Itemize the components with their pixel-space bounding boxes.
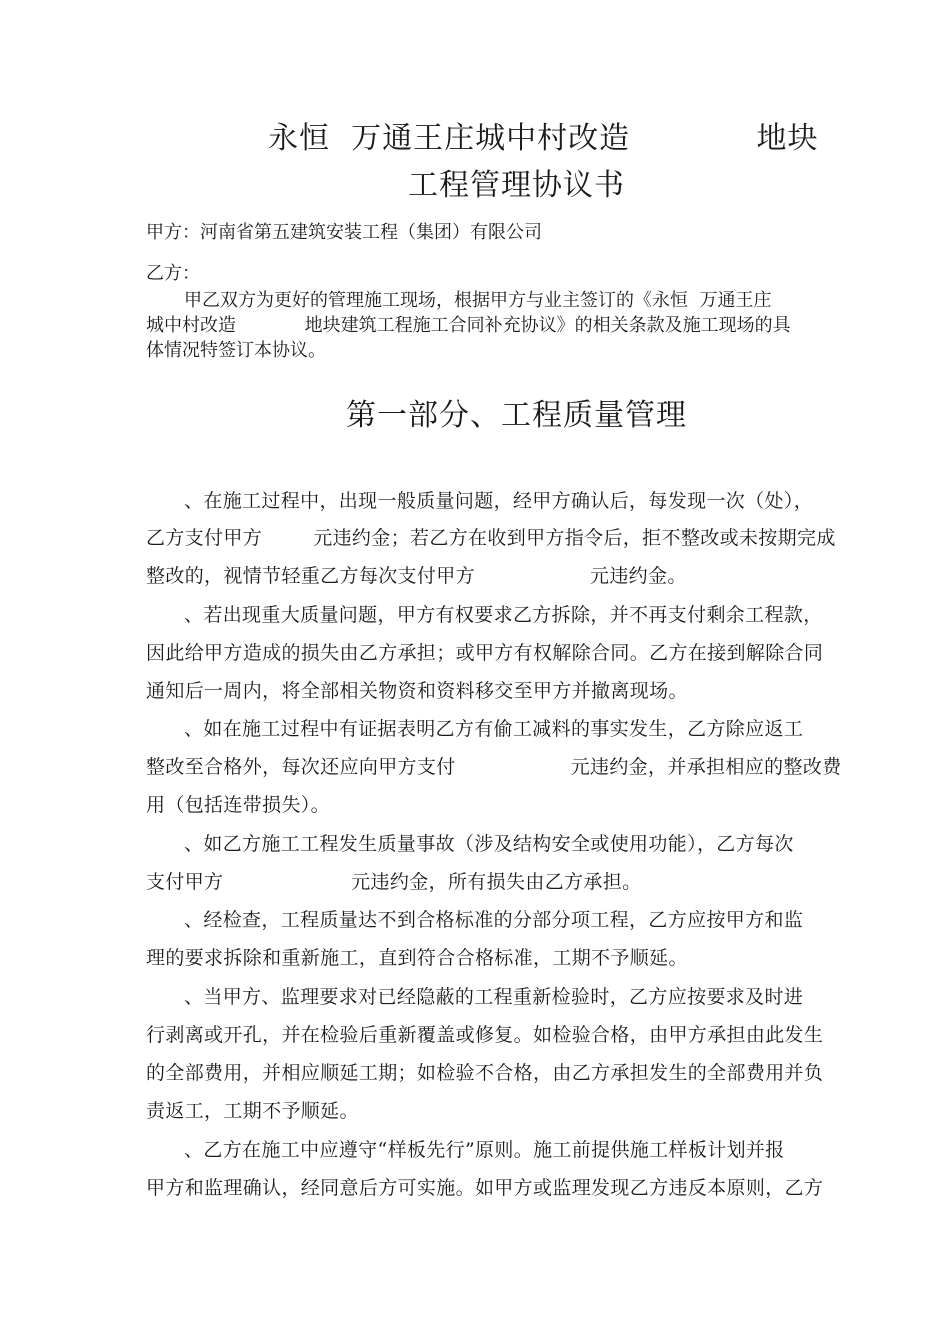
paragraph-line: 、如在施工过程中有证据表明乙方有偷工减料的事实发生，乙方除应返工 xyxy=(184,718,804,740)
paragraph-line: 用（包括连带损失）。 xyxy=(146,794,331,816)
paragraph-line: 的全部费用，并相应顺延工期；如检验不合格，由乙方承担发生的全部费用并负 xyxy=(146,1062,824,1084)
paragraph-line: 支付甲方 元违约金，所有损失由乙方承担。 xyxy=(146,871,642,893)
paragraph-line: 通知后一周内，将全部相关物资和资料移交至甲方并撤离现场。 xyxy=(146,680,688,702)
document-title-line1: 永恒 万通王庄城中村改造 地块 xyxy=(268,121,819,156)
intro-line: 城中村改造 地块建筑工程施工合同补充协议》的相关条款及施工现场的具 xyxy=(146,315,791,336)
paragraph-line: 、经检查，工程质量达不到合格标准的分部分项工程，乙方应按甲方和监 xyxy=(184,909,804,931)
intro-line: 甲乙双方为更好的管理施工现场，根据甲方与业主签订的《永恒 万通王庄 xyxy=(184,290,772,311)
paragraph-line: 、如乙方施工工程发生质量事故（涉及结构安全或使用功能），乙方每次 xyxy=(184,833,794,855)
paragraph-line: 责返工，工期不予顺延。 xyxy=(146,1100,359,1122)
party-a: 甲方：河南省第五建筑安装工程（集团）有限公司 xyxy=(146,222,542,243)
paragraph-line: 行剥离或开孔，并在检验后重新覆盖或修复。如检验合格，由甲方承担由此发生 xyxy=(146,1024,824,1046)
section-title: 第一部分、工程质量管理 xyxy=(346,398,687,433)
paragraph-line: 理的要求拆除和重新施工，直到符合合格标准，工期不予顺延。 xyxy=(146,947,688,969)
party-b: 乙方： xyxy=(146,263,200,284)
paragraph-line: 乙方支付甲方 元违约金；若乙方在收到甲方指令后，拒不整改或未按期完成 xyxy=(146,527,836,549)
paragraph-line: 甲方和监理确认，经同意后方可实施。如甲方或监理发现乙方违反本原则，乙方 xyxy=(146,1177,824,1199)
paragraph-line: 、在施工过程中，出现一般质量问题，经甲方确认后，每发现一次（处）， xyxy=(184,490,814,512)
paragraph-line: 整改的，视情节轻重乙方每次支付甲方 元违约金。 xyxy=(146,565,687,587)
paragraph-line: 整改至合格外，每次还应向甲方支付 元违约金，并承担相应的整改费 xyxy=(146,756,842,778)
paragraph-line: 、乙方在施工中应遵守“样板先行”原则。施工前提供施工样板计划并报 xyxy=(184,1139,785,1161)
document-title-line2: 工程管理协议书 xyxy=(408,168,625,203)
paragraph-line: 、当甲方、监理要求对已经隐蔽的工程重新检验时，乙方应按要求及时进 xyxy=(184,986,804,1008)
paragraph-line: 因此给甲方造成的损失由乙方承担；或甲方有权解除合同。乙方在接到解除合同 xyxy=(146,642,824,664)
paragraph-line: 、若出现重大质量问题，甲方有权要求乙方拆除，并不再支付剩余工程款， xyxy=(184,604,823,626)
intro-line: 体情况特签订本协议。 xyxy=(146,340,326,361)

+ + + +

--- Prompt ---
Copy every line of the records above that contains the string "工期不予顺延", treating case as significant.

--- Answer to the exercise ---
paragraph-line: 责返工，工期不予顺延。 xyxy=(146,1100,359,1122)
paragraph-line: 理的要求拆除和重新施工，直到符合合格标准，工期不予顺延。 xyxy=(146,947,688,969)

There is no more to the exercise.